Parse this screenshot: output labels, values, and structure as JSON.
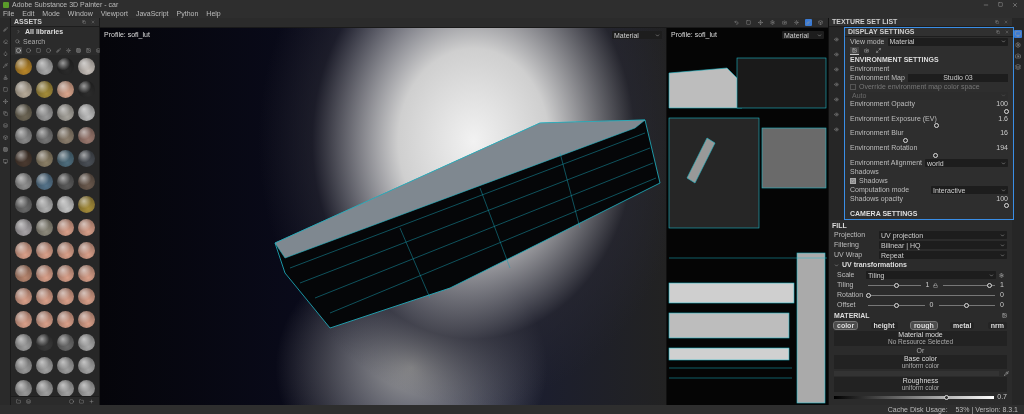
{
  "window": {
    "title": "Adobe Substance 3D Painter - car"
  },
  "menu": [
    "File",
    "Edit",
    "Mode",
    "Window",
    "Viewport",
    "JavaScript",
    "Python",
    "Help"
  ],
  "assets": {
    "title": "ASSETS",
    "library": "All libraries",
    "search": {
      "placeholder": "Search"
    },
    "filters": [
      {
        "selected": true
      },
      {
        "selected": false
      },
      {
        "selected": false
      },
      {
        "selected": false
      },
      {
        "selected": false
      },
      {
        "selected": false
      },
      {
        "selected": false
      },
      {
        "selected": false
      },
      {
        "selected": false
      }
    ],
    "materials": [
      {
        "color": "#b8862a"
      },
      {
        "color": "#a9a9a9"
      },
      {
        "color": "#2a2a2a"
      },
      {
        "color": "#c9c2bc"
      },
      {
        "color": "#b6aa98"
      },
      {
        "color": "#a48c3a"
      },
      {
        "color": "#d9a58c"
      },
      {
        "color": "#2c2c2c"
      },
      {
        "color": "#6d6655"
      },
      {
        "color": "#9a9a9a"
      },
      {
        "color": "#a6a39c"
      },
      {
        "color": "#bdbdbd"
      },
      {
        "color": "#8a8a8a"
      },
      {
        "color": "#777777"
      },
      {
        "color": "#8c7f6e"
      },
      {
        "color": "#9c7a70"
      },
      {
        "color": "#4a3a30"
      },
      {
        "color": "#8b7f66"
      },
      {
        "color": "#4f6e7e"
      },
      {
        "color": "#4a4f56"
      },
      {
        "color": "#8f8f8f"
      },
      {
        "color": "#55738a"
      },
      {
        "color": "#5a5a5a"
      },
      {
        "color": "#6b5a4e"
      },
      {
        "color": "#6a6a6a"
      },
      {
        "color": "#b0b0b0"
      },
      {
        "color": "#c4c4c4"
      },
      {
        "color": "#a88f3c"
      },
      {
        "color": "#a7a3a6"
      },
      {
        "color": "#8e8a7c"
      },
      {
        "color": "#d9a08a"
      },
      {
        "color": "#d9a08a"
      },
      {
        "color": "#d9a08a"
      },
      {
        "color": "#d9a08a"
      },
      {
        "color": "#d9a08a"
      },
      {
        "color": "#d9a08a"
      },
      {
        "color": "#b7866f"
      },
      {
        "color": "#d9a08a"
      },
      {
        "color": "#d9a08a"
      },
      {
        "color": "#d9a08a"
      },
      {
        "color": "#d9a08a"
      },
      {
        "color": "#d9a08a"
      },
      {
        "color": "#d9a08a"
      },
      {
        "color": "#d9a08a"
      },
      {
        "color": "#d9a08a"
      },
      {
        "color": "#d9a08a"
      },
      {
        "color": "#d9a08a"
      },
      {
        "color": "#d9a08a"
      },
      {
        "color": "#9c9c9c"
      },
      {
        "color": "#3a3a3a"
      },
      {
        "color": "#6a6a6a"
      },
      {
        "color": "#a8a8a8"
      },
      {
        "color": "#9a9a9a"
      },
      {
        "color": "#a2a2a2"
      },
      {
        "color": "#9e9e9e"
      },
      {
        "color": "#a6a6a6"
      },
      {
        "color": "#999999"
      },
      {
        "color": "#a0a0a0"
      },
      {
        "color": "#a3a3a3"
      },
      {
        "color": "#a5a5a5"
      }
    ]
  },
  "viewport_3d": {
    "profile": "Profile: sofl_lut",
    "mode": "Material"
  },
  "viewport_2d": {
    "profile": "Profile: sofl_lut",
    "mode": "Material"
  },
  "texture_set_list": {
    "title": "TEXTURE SET LIST"
  },
  "side_tabs": [
    {
      "selected": true
    },
    {
      "selected": false
    },
    {
      "selected": false
    },
    {
      "selected": false
    }
  ],
  "display_settings": {
    "title": "DISPLAY SETTINGS",
    "view_mode": {
      "label": "View mode",
      "value": "Material"
    },
    "tabs": [
      {
        "selected": true
      },
      {
        "selected": false
      },
      {
        "selected": false
      }
    ],
    "section": "ENVIRONMENT SETTINGS",
    "group": "Environment",
    "environment_map": {
      "label": "Environment Map",
      "value": "Studio 03"
    },
    "override": {
      "label": "Override environment map color space",
      "checked": false,
      "disabled": true
    },
    "color_space": {
      "value": "Auto",
      "disabled": true
    },
    "sliders": [
      {
        "label": "Environment Opacity",
        "reading": "100",
        "level": 1
      },
      {
        "label": "Environment Exposure (EV)",
        "reading": "1.6",
        "level": 0.55
      },
      {
        "label": "Environment Blur",
        "reading": "16",
        "level": 0.35
      },
      {
        "label": "Environment Rotation",
        "reading": "194",
        "level": 0.54
      }
    ],
    "alignment": {
      "label": "Environment Alignment",
      "value": "world"
    },
    "shadows_group": "Shadows",
    "shadows": {
      "label": "Shadows",
      "checked": true
    },
    "computation": {
      "label": "Computation mode",
      "value": "Interactive"
    },
    "shadows_opacity": {
      "label": "Shadows opacity",
      "reading": "100",
      "level": 1
    },
    "camera_section": "CAMERA SETTINGS"
  },
  "fill": {
    "title": "FILL",
    "fields": [
      {
        "label": "Projection",
        "value": "UV projection"
      },
      {
        "label": "Filtering",
        "value": "Bilinear | HQ"
      },
      {
        "label": "UV Wrap",
        "value": "Repeat"
      }
    ],
    "uv_title": "UV transformations",
    "scale": {
      "label": "Scale",
      "value": "Tiling"
    },
    "tiling": {
      "label": "Tiling",
      "sliders": [
        {
          "reading": "1",
          "level": 0.55
        },
        {
          "reading": "1",
          "level": 0.9
        }
      ]
    },
    "rotation": {
      "label": "Rotation",
      "reading": "0",
      "level": 0
    },
    "offset": {
      "label": "Offset",
      "sliders": [
        {
          "reading": "0",
          "level": 0.5
        },
        {
          "reading": "0",
          "level": 0.5
        }
      ]
    }
  },
  "material": {
    "title": "MATERIAL",
    "channels": [
      {
        "label": "color",
        "selected": true
      },
      {
        "label": "height",
        "selected": false
      },
      {
        "label": "rough",
        "selected": true
      },
      {
        "label": "metal",
        "selected": false
      },
      {
        "label": "nrm",
        "selected": false
      }
    ],
    "mode": {
      "title": "Material mode",
      "subtitle": "No Resource Selected"
    },
    "or": "Or",
    "base_color": {
      "title": "Base color",
      "subtitle": "uniform color"
    },
    "roughness": {
      "title": "Roughness",
      "subtitle": "uniform color",
      "reading": "0.7",
      "level": 0.7
    }
  },
  "status_bar": {
    "text": "Cache Disk Usage:    53% | Version: 8.3.1"
  }
}
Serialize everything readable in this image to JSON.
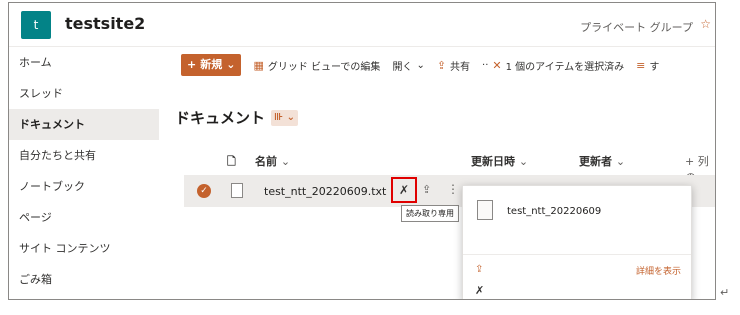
{
  "header": {
    "logo_letter": "t",
    "site_title": "testsite2",
    "group_label": "プライベート グループ",
    "star": "☆"
  },
  "nav": {
    "items": [
      "ホーム",
      "スレッド",
      "ドキュメント",
      "自分たちと共有",
      "ノートブック",
      "ページ",
      "サイト コンテンツ",
      "ごみ箱"
    ],
    "selected_index": 2
  },
  "toolbar": {
    "new_label": "新規",
    "grid_label": "グリッド ビューでの編集",
    "open_label": "開く",
    "share_label": "共有",
    "selection_label": "1 個のアイテムを選択済み",
    "overflow_label": "す"
  },
  "main": {
    "title": "ドキュメント"
  },
  "columns": {
    "name": "名前",
    "modified": "更新日時",
    "modified_by": "更新者",
    "add_column": "列の"
  },
  "row": {
    "file_name": "test_ntt_20220609.txt"
  },
  "tooltip": "読み取り専用",
  "card": {
    "file_name": "test_ntt_20220609",
    "details_label": "詳細を表示"
  },
  "colors": {
    "accent": "#c4622d",
    "site_logo": "#038387",
    "highlight_box": "#e00000"
  }
}
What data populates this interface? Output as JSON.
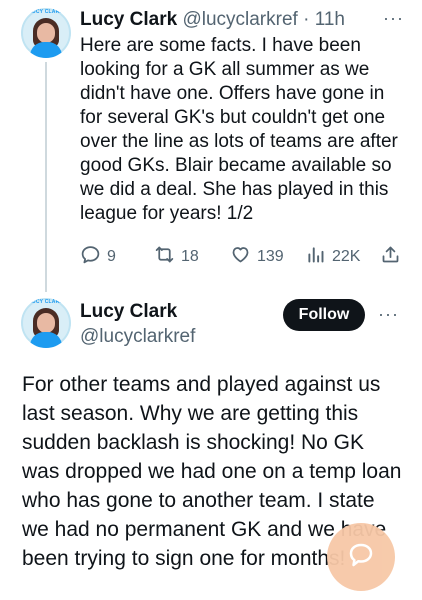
{
  "tweet1": {
    "author_name": "Lucy Clark",
    "handle": "@lucyclarkref",
    "separator": "·",
    "time": "11h",
    "more_label": "···",
    "avatar_banner": "LUCY CLARK",
    "text": "Here are some facts. I have been looking for a GK all summer as we didn't have one. Offers have gone in for several GK's but couldn't get one over the line as lots of teams are after good GKs. Blair became available so we did a deal. She has played in this league for years! 1/2",
    "stats": {
      "replies": "9",
      "retweets": "18",
      "likes": "139",
      "views": "22K"
    }
  },
  "tweet2": {
    "author_name": "Lucy Clark",
    "handle": "@lucyclarkref",
    "avatar_banner": "LUCY CLARK",
    "follow_label": "Follow",
    "more_label": "···",
    "text": "For other teams and played against us last season. Why we are getting this sudden backlash is shocking! No GK was dropped we had one on a temp loan who has gone to another team. I state we had no permanent GK and we have been trying to sign one for months!"
  },
  "icons": {
    "reply": "reply-icon",
    "retweet": "retweet-icon",
    "like": "heart-icon",
    "views": "views-icon",
    "share": "share-icon",
    "chat_fab": "chat-bubble-icon"
  },
  "colors": {
    "text": "#0f1419",
    "secondary": "#536471",
    "follow_bg": "#0f1419",
    "fab": "#f7c8a7",
    "thread_line": "#cfd9de"
  }
}
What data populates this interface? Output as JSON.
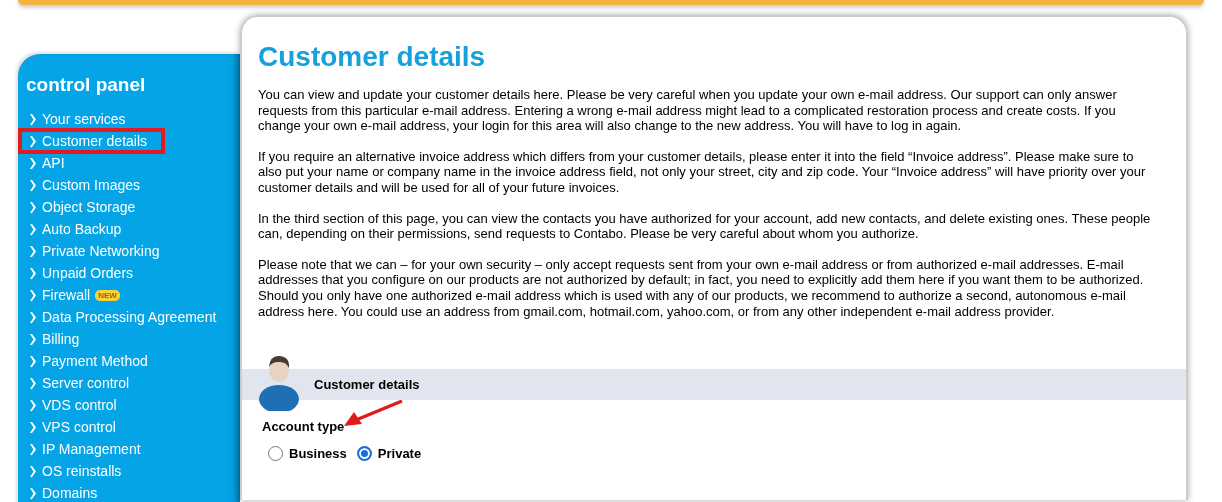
{
  "sidebar": {
    "title": "control panel",
    "items": [
      {
        "label": "Your services",
        "highlighted": false
      },
      {
        "label": "Customer details",
        "highlighted": true
      },
      {
        "label": "API",
        "highlighted": false
      },
      {
        "label": "Custom Images",
        "highlighted": false
      },
      {
        "label": "Object Storage",
        "highlighted": false
      },
      {
        "label": "Auto Backup",
        "highlighted": false
      },
      {
        "label": "Private Networking",
        "highlighted": false
      },
      {
        "label": "Unpaid Orders",
        "highlighted": false
      },
      {
        "label": "Firewall",
        "highlighted": false,
        "badge": "NEW"
      },
      {
        "label": "Data Processing Agreement",
        "highlighted": false
      },
      {
        "label": "Billing",
        "highlighted": false
      },
      {
        "label": "Payment Method",
        "highlighted": false
      },
      {
        "label": "Server control",
        "highlighted": false
      },
      {
        "label": "VDS control",
        "highlighted": false
      },
      {
        "label": "VPS control",
        "highlighted": false
      },
      {
        "label": "IP Management",
        "highlighted": false
      },
      {
        "label": "OS reinstalls",
        "highlighted": false
      },
      {
        "label": "Domains",
        "highlighted": false
      }
    ]
  },
  "main": {
    "title": "Customer details",
    "paragraphs": [
      "You can view and update your customer details here. Please be very careful when you update your own e-mail address. Our support can only answer requests from this particular e-mail address. Entering a wrong e-mail address might lead to a complicated restoration process and create costs. If you change your own e-mail address, your login for this area will also change to the new address. You will have to log in again.",
      "If you require an alternative invoice address which differs from your customer details, please enter it into the field “Invoice address”. Please make sure to also put your name or company name in the invoice address field, not only your street, city and zip code. Your “Invoice address” will have priority over your customer details and will be used for all of your future invoices.",
      "In the third section of this page, you can view the contacts you have authorized for your account, add new contacts, and delete existing ones. These people can, depending on their permissions, send requests to Contabo. Please be very careful about whom you authorize.",
      "Please note that we can – for your own security – only accept requests sent from your own e-mail address or from authorized e-mail addresses. E-mail addresses that you configure on our products are not authorized by default; in fact, you need to explicitly add them here if you want them to be authorized. Should you only have one authorized e-mail address which is used with any of our products, we recommend to authorize a second, autonomous e-mail address here. You could use an address from gmail.com, hotmail.com, yahoo.com, or from any other independent e-mail address provider."
    ],
    "section": {
      "title": "Customer details",
      "field_label": "Account type",
      "options": [
        {
          "label": "Business",
          "selected": false
        },
        {
          "label": "Private",
          "selected": true
        }
      ]
    }
  }
}
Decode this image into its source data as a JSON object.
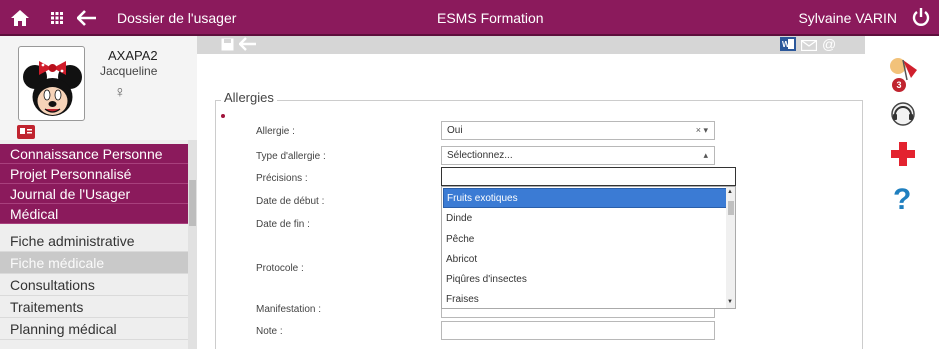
{
  "topbar": {
    "home_icon": "home-icon",
    "grid_icon": "grid-icon",
    "back_icon": "back-arrow-icon",
    "breadcrumb": "Dossier de l'usager",
    "center_title": "ESMS Formation",
    "user_name": "Sylvaine VARIN",
    "power_icon": "power-icon",
    "bg_color": "#8b1a5c"
  },
  "profile": {
    "code": "AXAPA2",
    "first_name": "Jacqueline",
    "gender_symbol": "♀",
    "avatar_icon": "minnie-avatar",
    "id_card_icon": "id-card-icon"
  },
  "menu_purple": {
    "items": [
      {
        "label": "Connaissance Personne"
      },
      {
        "label": "Projet Personnalisé"
      },
      {
        "label": "Journal de l'Usager"
      },
      {
        "label": "Médical"
      }
    ]
  },
  "menu_grey": {
    "items": [
      {
        "label": "Fiche administrative",
        "active": false
      },
      {
        "label": "Fiche médicale",
        "active": true
      },
      {
        "label": "Consultations",
        "active": false
      },
      {
        "label": "Traitements",
        "active": false
      },
      {
        "label": "Planning médical",
        "active": false
      }
    ]
  },
  "toolbar": {
    "save_icon": "save-icon",
    "back_icon": "back-arrow-icon",
    "word_icon": "word-icon",
    "mail_icon": "mail-icon",
    "at_icon": "at-icon"
  },
  "right": {
    "notification_count": "3",
    "icons": [
      "notification-flag-icon",
      "support-headset-icon",
      "medical-cross-icon",
      "help-icon"
    ]
  },
  "form": {
    "legend": "Allergies",
    "fields": {
      "allergie": {
        "label": "Allergie :",
        "value": "Oui"
      },
      "type_allergie": {
        "label": "Type d'allergie :",
        "value": "Sélectionnez..."
      },
      "precisions": {
        "label": "Précisions :",
        "value": ""
      },
      "date_debut": {
        "label": "Date de début :"
      },
      "date_fin": {
        "label": "Date de fin :"
      },
      "protocole": {
        "label": "Protocole :"
      },
      "manifestation": {
        "label": "Manifestation :"
      },
      "note": {
        "label": "Note :",
        "value": ""
      }
    },
    "dropdown_options": [
      {
        "label": "Fruits exotiques",
        "selected": true
      },
      {
        "label": "Dinde",
        "selected": false
      },
      {
        "label": "Pêche",
        "selected": false
      },
      {
        "label": "Abricot",
        "selected": false
      },
      {
        "label": "Piqûres d'insectes",
        "selected": false
      },
      {
        "label": "Fraises",
        "selected": false
      }
    ]
  }
}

** THE PROBLEM **
Pick every line with "support" in it and copy it.

** WRITTEN SOLUTION **
      "You can view and update your customer details here. Please be very careful when you update your own e-mail address. Our support can only answer requests from this particular e-mail address. Entering a wrong e-mail address might lead to a complicated restoration process and create costs. If you change your own e-mail address, your login for this area will also change to the new address. You will have to log in again.",
      "support-headset-icon",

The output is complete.